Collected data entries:
========================================

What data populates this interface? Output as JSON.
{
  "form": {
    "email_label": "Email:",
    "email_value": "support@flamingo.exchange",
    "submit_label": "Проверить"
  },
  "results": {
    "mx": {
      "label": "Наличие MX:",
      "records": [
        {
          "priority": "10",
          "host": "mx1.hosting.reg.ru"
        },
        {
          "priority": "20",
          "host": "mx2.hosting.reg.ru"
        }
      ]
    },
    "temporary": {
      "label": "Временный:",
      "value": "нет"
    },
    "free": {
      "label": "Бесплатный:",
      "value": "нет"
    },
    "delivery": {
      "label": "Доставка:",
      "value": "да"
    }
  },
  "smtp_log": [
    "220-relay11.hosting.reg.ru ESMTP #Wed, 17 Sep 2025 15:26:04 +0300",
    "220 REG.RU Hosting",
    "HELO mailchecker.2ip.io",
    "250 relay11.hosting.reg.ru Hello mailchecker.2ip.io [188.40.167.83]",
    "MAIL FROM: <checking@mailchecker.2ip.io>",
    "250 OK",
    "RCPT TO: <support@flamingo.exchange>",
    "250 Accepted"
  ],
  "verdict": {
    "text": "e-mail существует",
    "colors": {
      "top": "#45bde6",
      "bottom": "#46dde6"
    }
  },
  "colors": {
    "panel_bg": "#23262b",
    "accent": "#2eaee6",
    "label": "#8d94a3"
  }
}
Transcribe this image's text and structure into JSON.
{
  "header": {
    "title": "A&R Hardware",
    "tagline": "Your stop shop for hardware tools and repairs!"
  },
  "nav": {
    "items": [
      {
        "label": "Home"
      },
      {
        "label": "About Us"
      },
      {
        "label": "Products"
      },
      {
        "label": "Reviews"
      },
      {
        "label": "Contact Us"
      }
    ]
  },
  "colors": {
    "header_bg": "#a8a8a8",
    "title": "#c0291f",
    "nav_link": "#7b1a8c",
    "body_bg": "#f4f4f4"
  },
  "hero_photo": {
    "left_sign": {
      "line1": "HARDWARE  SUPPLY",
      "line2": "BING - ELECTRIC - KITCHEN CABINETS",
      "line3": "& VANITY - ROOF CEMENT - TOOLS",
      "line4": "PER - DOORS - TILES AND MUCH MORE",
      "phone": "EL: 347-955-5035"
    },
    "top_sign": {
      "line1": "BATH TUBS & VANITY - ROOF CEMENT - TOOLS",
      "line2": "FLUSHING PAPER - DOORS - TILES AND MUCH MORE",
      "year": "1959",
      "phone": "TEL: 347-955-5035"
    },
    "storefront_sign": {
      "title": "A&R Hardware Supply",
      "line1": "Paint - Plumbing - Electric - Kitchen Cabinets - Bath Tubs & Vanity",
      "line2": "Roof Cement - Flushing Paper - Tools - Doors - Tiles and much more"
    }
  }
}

========================================

Scan the lines for the string "mailchecker". Pick out every line that has it.

FULL RESPONSE ▸
    "HELO mailchecker.2ip.io",
    "250 relay11.hosting.reg.ru Hello mailchecker.2ip.io [188.40.167.83]",
    "MAIL FROM: <checking@mailchecker.2ip.io>",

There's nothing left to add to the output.